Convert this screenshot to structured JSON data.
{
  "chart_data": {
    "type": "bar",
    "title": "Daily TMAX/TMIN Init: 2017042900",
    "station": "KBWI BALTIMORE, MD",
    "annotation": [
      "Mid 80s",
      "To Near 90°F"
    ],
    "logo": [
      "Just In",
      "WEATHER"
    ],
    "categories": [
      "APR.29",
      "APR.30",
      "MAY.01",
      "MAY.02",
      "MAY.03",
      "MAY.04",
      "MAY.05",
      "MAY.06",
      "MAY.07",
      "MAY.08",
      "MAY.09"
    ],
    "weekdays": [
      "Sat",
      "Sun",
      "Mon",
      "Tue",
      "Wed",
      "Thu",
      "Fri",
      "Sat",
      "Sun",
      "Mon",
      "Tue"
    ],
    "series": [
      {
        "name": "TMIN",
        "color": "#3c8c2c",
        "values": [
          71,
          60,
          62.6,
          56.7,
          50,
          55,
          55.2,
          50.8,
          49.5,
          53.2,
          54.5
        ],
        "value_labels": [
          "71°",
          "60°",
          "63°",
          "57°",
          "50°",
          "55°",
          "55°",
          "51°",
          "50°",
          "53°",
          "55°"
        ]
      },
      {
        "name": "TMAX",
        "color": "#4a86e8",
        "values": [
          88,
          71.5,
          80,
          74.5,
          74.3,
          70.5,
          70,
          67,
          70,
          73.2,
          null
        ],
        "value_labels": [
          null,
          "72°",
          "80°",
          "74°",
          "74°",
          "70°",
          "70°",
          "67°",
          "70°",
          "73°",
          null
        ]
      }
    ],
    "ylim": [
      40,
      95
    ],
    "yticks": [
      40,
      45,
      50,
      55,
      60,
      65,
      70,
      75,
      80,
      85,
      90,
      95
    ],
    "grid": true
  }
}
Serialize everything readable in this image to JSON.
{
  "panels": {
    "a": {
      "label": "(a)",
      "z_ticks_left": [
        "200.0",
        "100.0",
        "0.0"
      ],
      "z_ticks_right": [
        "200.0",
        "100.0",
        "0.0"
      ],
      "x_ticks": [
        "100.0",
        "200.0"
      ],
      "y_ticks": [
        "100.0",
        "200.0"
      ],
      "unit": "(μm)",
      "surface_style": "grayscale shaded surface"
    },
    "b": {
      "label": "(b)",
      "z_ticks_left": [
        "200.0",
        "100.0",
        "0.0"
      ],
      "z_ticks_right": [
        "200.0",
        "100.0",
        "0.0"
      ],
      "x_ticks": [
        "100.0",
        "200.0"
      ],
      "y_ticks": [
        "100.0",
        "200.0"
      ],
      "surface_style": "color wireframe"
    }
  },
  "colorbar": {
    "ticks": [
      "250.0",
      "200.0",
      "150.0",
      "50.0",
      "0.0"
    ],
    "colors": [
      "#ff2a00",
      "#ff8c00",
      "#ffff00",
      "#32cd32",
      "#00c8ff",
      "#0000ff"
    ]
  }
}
_ _ _ _
Select and copy every line from the records that includes the word "TMAX".

    "title": "Daily TMAX/TMIN Init: 2017042900",
        "name": "TMAX",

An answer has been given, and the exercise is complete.